LISTED ENTRIES:
○ ○ ○ ○ ○

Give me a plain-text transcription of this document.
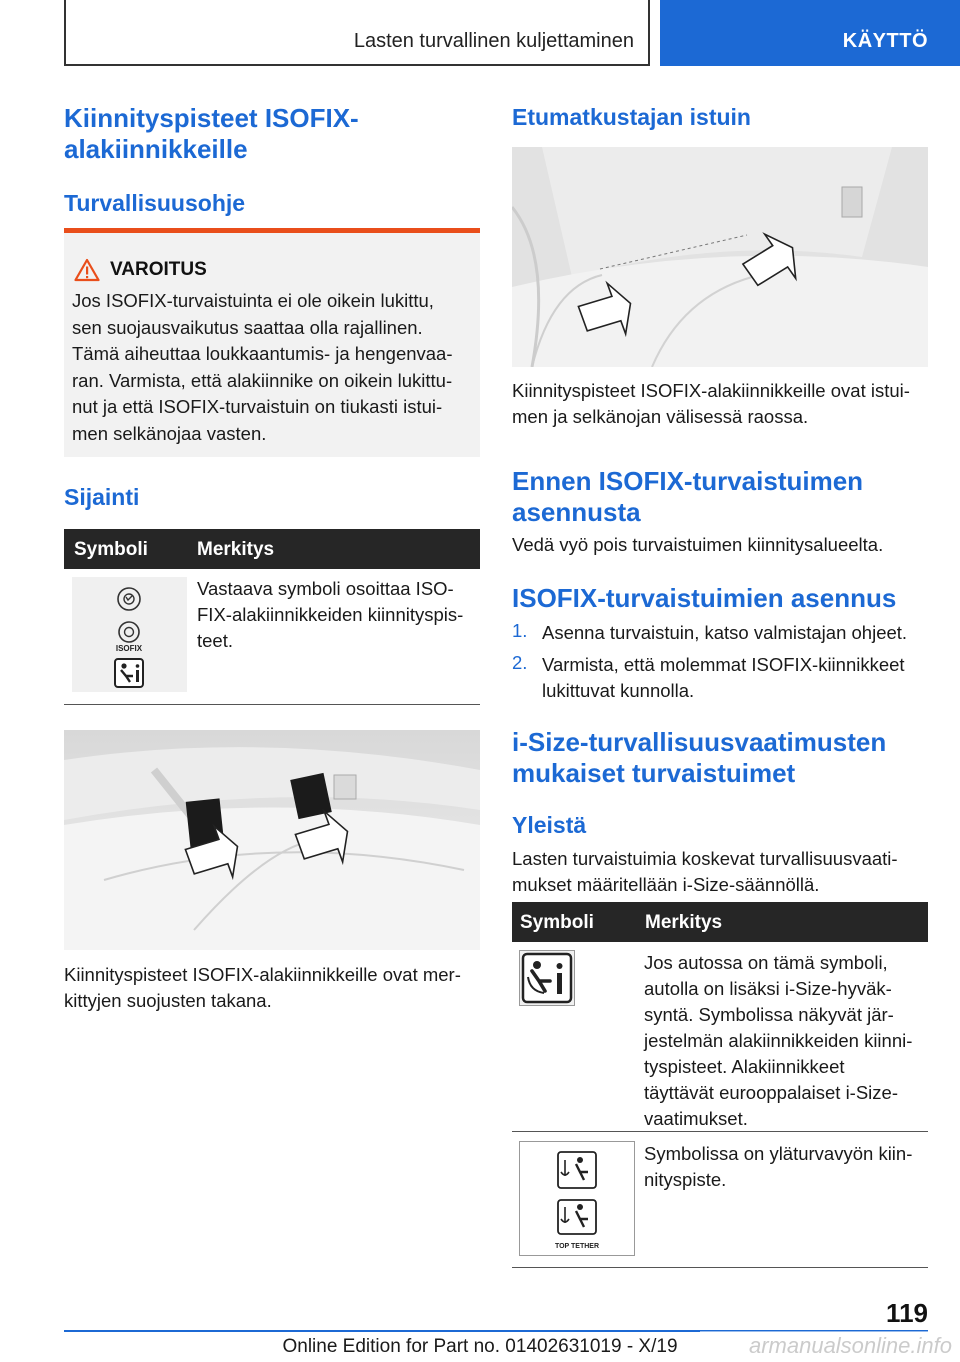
Lasten turvallinen kuljettaminen	KÄYTTÖ
Kiinnityspisteet ISOFIX-
alakiinnikkeille
Turvallisuusohje
VAROITUS
Jos ISOFIX-turvaistuinta ei ole oikein lukittu,
sen suojausvaikutus saattaa olla rajallinen.
Tämä aiheuttaa loukkaantumis- ja hengenvaa-
ran. Varmista, että alakiinnike on oikein lukittu-
nut ja että ISOFIX-turvaistuin on tiukasti istui-
men selkänojaa vasten.
Sijainti
Symboli	Merkitys
ISOFIX
Vastaava symboli osoittaa ISO-
FIX-alakiinnikkeiden kiinnityspis-
teet.
Kiinnityspisteet ISOFIX-alakiinnikkeille ovat mer-
kittyjen suojusten takana.
Etumatkustajan istuin
Kiinnityspisteet ISOFIX-alakiinnikkeille ovat istui-
men ja selkänojan välisessä raossa.
Ennen ISOFIX-turvaistuimen
asennusta
Vedä vyö pois turvaistuimen kiinnitysalueelta.
ISOFIX-turvaistuimien asennus
1. Asenna turvaistuin, katso valmistajan ohjeet.
2. Varmista, että molemmat ISOFIX-kiinnikkeet
lukittuvat kunnolla.
i-Size-turvallisuusvaatimusten
mukaiset turvaistuimet
Yleistä
Lasten turvaistuimia koskevat turvallisuusvaati-
mukset määritellään i-Size-säännöllä.
Symboli	Merkitys
Jos autossa on tämä symboli,
autolla on lisäksi i-Size-hyväk-
syntä. Symbolissa näkyvät jär-
jestelmän alakiinnikkeiden kiinni-
tyspisteet. Alakiinnikkeet
täyttävät eurooppalaiset i-Size-
vaatimukset.
TOP TETHER
Symbolissa on yläturvavyön kiin-
nityspiste.
119
Online Edition for Part no. 01402631019 - X/19	armanualsonline.info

○ ○ ○ ○ ○

REQUIRED WORK: Retype all the records shown above, character for character. Omit every picture.

REPLY:
Give me a plain-text transcription of this document.
Lasten turvallinen kuljettaminen	KÄYTTÖ
Kiinnityspisteet ISOFIX-
alakiinnikkeille
Turvallisuusohje
VAROITUS
Jos ISOFIX-turvaistuinta ei ole oikein lukittu,
sen suojausvaikutus saattaa olla rajallinen.
Tämä aiheuttaa loukkaantumis- ja hengenvaa-
ran. Varmista, että alakiinnike on oikein lukittu-
nut ja että ISOFIX-turvaistuin on tiukasti istui-
men selkänojaa vasten.
Sijainti
Symboli	Merkitys
ISOFIX
Vastaava symboli osoittaa ISO-
FIX-alakiinnikkeiden kiinnityspis-
teet.
Kiinnityspisteet ISOFIX-alakiinnikkeille ovat mer-
kittyjen suojusten takana.
Etumatkustajan istuin
Kiinnityspisteet ISOFIX-alakiinnikkeille ovat istui-
men ja selkänojan välisessä raossa.
Ennen ISOFIX-turvaistuimen
asennusta
Vedä vyö pois turvaistuimen kiinnitysalueelta.
ISOFIX-turvaistuimien asennus
1. Asenna turvaistuin, katso valmistajan ohjeet.
2. Varmista, että molemmat ISOFIX-kiinnikkeet
lukittuvat kunnolla.
i-Size-turvallisuusvaatimusten
mukaiset turvaistuimet
Yleistä
Lasten turvaistuimia koskevat turvallisuusvaati-
mukset määritellään i-Size-säännöllä.
Symboli	Merkitys
Jos autossa on tämä symboli,
autolla on lisäksi i-Size-hyväk-
syntä. Symbolissa näkyvät jär-
jestelmän alakiinnikkeiden kiinni-
tyspisteet. Alakiinnikkeet
täyttävät eurooppalaiset i-Size-
vaatimukset.
TOP TETHER
Symbolissa on yläturvavyön kiin-
nityspiste.
119
Online Edition for Part no. 01402631019 - X/19	armanualsonline.info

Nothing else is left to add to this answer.